-- Supplied data --
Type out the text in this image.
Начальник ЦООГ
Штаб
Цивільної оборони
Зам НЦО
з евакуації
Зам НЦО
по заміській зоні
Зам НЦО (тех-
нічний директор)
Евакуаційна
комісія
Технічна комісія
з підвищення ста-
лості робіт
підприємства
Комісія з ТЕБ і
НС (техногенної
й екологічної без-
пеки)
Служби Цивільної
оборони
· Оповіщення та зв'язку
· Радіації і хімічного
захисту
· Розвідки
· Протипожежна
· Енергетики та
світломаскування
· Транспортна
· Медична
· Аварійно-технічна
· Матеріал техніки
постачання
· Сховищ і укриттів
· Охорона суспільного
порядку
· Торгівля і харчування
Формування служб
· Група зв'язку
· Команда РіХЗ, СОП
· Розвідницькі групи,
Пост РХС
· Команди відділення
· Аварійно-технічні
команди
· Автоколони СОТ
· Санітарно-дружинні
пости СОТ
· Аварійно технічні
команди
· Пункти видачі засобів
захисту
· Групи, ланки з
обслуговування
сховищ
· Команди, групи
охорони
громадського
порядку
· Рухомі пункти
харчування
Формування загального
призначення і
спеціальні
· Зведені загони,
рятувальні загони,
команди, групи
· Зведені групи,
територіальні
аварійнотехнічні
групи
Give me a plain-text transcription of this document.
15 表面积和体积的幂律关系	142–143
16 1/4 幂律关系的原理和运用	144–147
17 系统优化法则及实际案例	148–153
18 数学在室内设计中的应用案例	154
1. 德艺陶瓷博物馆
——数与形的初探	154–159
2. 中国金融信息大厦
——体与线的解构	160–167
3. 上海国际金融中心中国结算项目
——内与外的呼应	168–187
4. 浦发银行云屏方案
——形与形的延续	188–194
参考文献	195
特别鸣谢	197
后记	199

-- Stated task --
Copy each line of the data exactly, leaving nothing out.

-- Exercise answer --
Type out the text in this image.
Начальник ЦООГ
Штаб
Цивільної оборони
Зам НЦО
з евакуації
Зам НЦО
по заміській зоні
Зам НЦО (тех-
нічний директор)
Евакуаційна
комісія
Технічна комісія
з підвищення ста-
лості робіт
підприємства
Комісія з ТЕБ і
НС (техногенної
й екологічної без-
пеки)
Служби Цивільної
оборони
· Оповіщення та зв'язку
· Радіації і хімічного
захисту
· Розвідки
· Протипожежна
· Енергетики та
світломаскування
· Транспортна
· Медична
· Аварійно-технічна
· Матеріал техніки
постачання
· Сховищ і укриттів
· Охорона суспільного
порядку
· Торгівля і харчування
Формування служб
· Група зв'язку
· Команда РіХЗ, СОП
· Розвідницькі групи,
Пост РХС
· Команди відділення
· Аварійно-технічні
команди
· Автоколони СОТ
· Санітарно-дружинні
пости СОТ
· Аварійно технічні
команди
· Пункти видачі засобів
захисту
· Групи, ланки з
обслуговування
сховищ
· Команди, групи
охорони
громадського
порядку
· Рухомі пункти
харчування
Формування загального
призначення і
спеціальні
· Зведені загони,
рятувальні загони,
команди, групи
· Зведені групи,
територіальні
аварійнотехнічні
групи
Give me a plain-text transcription of this document.
15 表面积和体积的幂律关系	142–143
16 1/4 幂律关系的原理和运用	144–147
17 系统优化法则及实际案例	148–153
18 数学在室内设计中的应用案例	154
1. 德艺陶瓷博物馆
——数与形的初探	154–159
2. 中国金融信息大厦
——体与线的解构	160–167
3. 上海国际金融中心中国结算项目
——内与外的呼应	168–187
4. 浦发银行云屏方案
——形与形的延续	188–194
参考文献	195
特别鸣谢	197
后记	199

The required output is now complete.